*WORK REQUIRED*. Copy out all the entries word for word.

A run of records:
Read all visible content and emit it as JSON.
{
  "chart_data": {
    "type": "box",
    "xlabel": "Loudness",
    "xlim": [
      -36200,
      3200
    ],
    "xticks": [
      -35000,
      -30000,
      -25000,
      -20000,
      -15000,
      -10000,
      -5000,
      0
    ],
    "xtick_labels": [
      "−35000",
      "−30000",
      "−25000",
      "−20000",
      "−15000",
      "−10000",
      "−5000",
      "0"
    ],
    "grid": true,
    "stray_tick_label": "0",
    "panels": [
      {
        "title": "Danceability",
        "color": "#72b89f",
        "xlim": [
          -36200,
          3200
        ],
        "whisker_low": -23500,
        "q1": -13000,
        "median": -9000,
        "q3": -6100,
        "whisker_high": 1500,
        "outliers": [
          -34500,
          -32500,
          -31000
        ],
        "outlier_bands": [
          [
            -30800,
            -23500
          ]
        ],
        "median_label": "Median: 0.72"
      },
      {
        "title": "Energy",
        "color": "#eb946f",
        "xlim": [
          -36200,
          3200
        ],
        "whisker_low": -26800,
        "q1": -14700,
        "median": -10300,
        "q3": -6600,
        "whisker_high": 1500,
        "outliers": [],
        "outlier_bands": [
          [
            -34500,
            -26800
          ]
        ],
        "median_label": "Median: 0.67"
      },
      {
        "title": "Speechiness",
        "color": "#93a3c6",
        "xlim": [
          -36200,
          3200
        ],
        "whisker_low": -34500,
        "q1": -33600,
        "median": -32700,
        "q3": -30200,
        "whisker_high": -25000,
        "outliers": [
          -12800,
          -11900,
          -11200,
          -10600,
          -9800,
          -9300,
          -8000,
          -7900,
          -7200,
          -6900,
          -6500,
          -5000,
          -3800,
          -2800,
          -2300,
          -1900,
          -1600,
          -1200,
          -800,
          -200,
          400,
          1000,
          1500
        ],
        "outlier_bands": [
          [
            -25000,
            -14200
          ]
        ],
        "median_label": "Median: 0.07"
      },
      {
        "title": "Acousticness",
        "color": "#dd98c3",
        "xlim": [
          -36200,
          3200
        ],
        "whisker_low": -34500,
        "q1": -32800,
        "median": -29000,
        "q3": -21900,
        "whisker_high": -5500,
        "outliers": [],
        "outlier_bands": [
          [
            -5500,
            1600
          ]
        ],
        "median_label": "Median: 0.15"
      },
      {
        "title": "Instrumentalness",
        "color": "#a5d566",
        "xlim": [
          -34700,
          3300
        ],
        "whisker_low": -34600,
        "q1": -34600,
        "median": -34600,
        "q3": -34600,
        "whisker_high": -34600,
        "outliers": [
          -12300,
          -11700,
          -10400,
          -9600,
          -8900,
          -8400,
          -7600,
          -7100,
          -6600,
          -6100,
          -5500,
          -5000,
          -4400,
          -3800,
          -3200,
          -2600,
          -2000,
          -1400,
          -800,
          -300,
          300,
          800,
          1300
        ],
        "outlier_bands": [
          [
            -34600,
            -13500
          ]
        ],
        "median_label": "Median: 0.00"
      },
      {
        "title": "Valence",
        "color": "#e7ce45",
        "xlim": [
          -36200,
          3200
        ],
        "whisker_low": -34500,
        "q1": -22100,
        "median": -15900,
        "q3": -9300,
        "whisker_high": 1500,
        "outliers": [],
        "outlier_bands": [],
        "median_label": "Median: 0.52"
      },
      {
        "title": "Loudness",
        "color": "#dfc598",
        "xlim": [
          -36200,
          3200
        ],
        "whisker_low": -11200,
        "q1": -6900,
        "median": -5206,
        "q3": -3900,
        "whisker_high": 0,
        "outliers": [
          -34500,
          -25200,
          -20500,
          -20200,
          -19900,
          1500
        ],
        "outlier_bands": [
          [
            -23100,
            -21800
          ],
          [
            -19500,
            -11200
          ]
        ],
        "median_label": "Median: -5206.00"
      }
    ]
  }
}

*TASK RESULT*.
Read all visible content and emit it as JSON.
{
  "chart_data": {
    "type": "box",
    "xlabel": "Loudness",
    "xlim": [
      -36200,
      3200
    ],
    "xticks": [
      -35000,
      -30000,
      -25000,
      -20000,
      -15000,
      -10000,
      -5000,
      0
    ],
    "xtick_labels": [
      "−35000",
      "−30000",
      "−25000",
      "−20000",
      "−15000",
      "−10000",
      "−5000",
      "0"
    ],
    "grid": true,
    "stray_tick_label": "0",
    "panels": [
      {
        "title": "Danceability",
        "color": "#72b89f",
        "xlim": [
          -36200,
          3200
        ],
        "whisker_low": -23500,
        "q1": -13000,
        "median": -9000,
        "q3": -6100,
        "whisker_high": 1500,
        "outliers": [
          -34500,
          -32500,
          -31000
        ],
        "outlier_bands": [
          [
            -30800,
            -23500
          ]
        ],
        "median_label": "Median: 0.72"
      },
      {
        "title": "Energy",
        "color": "#eb946f",
        "xlim": [
          -36200,
          3200
        ],
        "whisker_low": -26800,
        "q1": -14700,
        "median": -10300,
        "q3": -6600,
        "whisker_high": 1500,
        "outliers": [],
        "outlier_bands": [
          [
            -34500,
            -26800
          ]
        ],
        "median_label": "Median: 0.67"
      },
      {
        "title": "Speechiness",
        "color": "#93a3c6",
        "xlim": [
          -36200,
          3200
        ],
        "whisker_low": -34500,
        "q1": -33600,
        "median": -32700,
        "q3": -30200,
        "whisker_high": -25000,
        "outliers": [
          -12800,
          -11900,
          -11200,
          -10600,
          -9800,
          -9300,
          -8000,
          -7900,
          -7200,
          -6900,
          -6500,
          -5000,
          -3800,
          -2800,
          -2300,
          -1900,
          -1600,
          -1200,
          -800,
          -200,
          400,
          1000,
          1500
        ],
        "outlier_bands": [
          [
            -25000,
            -14200
          ]
        ],
        "median_label": "Median: 0.07"
      },
      {
        "title": "Acousticness",
        "color": "#dd98c3",
        "xlim": [
          -36200,
          3200
        ],
        "whisker_low": -34500,
        "q1": -32800,
        "median": -29000,
        "q3": -21900,
        "whisker_high": -5500,
        "outliers": [],
        "outlier_bands": [
          [
            -5500,
            1600
          ]
        ],
        "median_label": "Median: 0.15"
      },
      {
        "title": "Instrumentalness",
        "color": "#a5d566",
        "xlim": [
          -34700,
          3300
        ],
        "whisker_low": -34600,
        "q1": -34600,
        "median": -34600,
        "q3": -34600,
        "whisker_high": -34600,
        "outliers": [
          -12300,
          -11700,
          -10400,
          -9600,
          -8900,
          -8400,
          -7600,
          -7100,
          -6600,
          -6100,
          -5500,
          -5000,
          -4400,
          -3800,
          -3200,
          -2600,
          -2000,
          -1400,
          -800,
          -300,
          300,
          800,
          1300
        ],
        "outlier_bands": [
          [
            -34600,
            -13500
          ]
        ],
        "median_label": "Median: 0.00"
      },
      {
        "title": "Valence",
        "color": "#e7ce45",
        "xlim": [
          -36200,
          3200
        ],
        "whisker_low": -34500,
        "q1": -22100,
        "median": -15900,
        "q3": -9300,
        "whisker_high": 1500,
        "outliers": [],
        "outlier_bands": [],
        "median_label": "Median: 0.52"
      },
      {
        "title": "Loudness",
        "color": "#dfc598",
        "xlim": [
          -36200,
          3200
        ],
        "whisker_low": -11200,
        "q1": -6900,
        "median": -5206,
        "q3": -3900,
        "whisker_high": 0,
        "outliers": [
          -34500,
          -25200,
          -20500,
          -20200,
          -19900,
          1500
        ],
        "outlier_bands": [
          [
            -23100,
            -21800
          ],
          [
            -19500,
            -11200
          ]
        ],
        "median_label": "Median: -5206.00"
      }
    ]
  }
}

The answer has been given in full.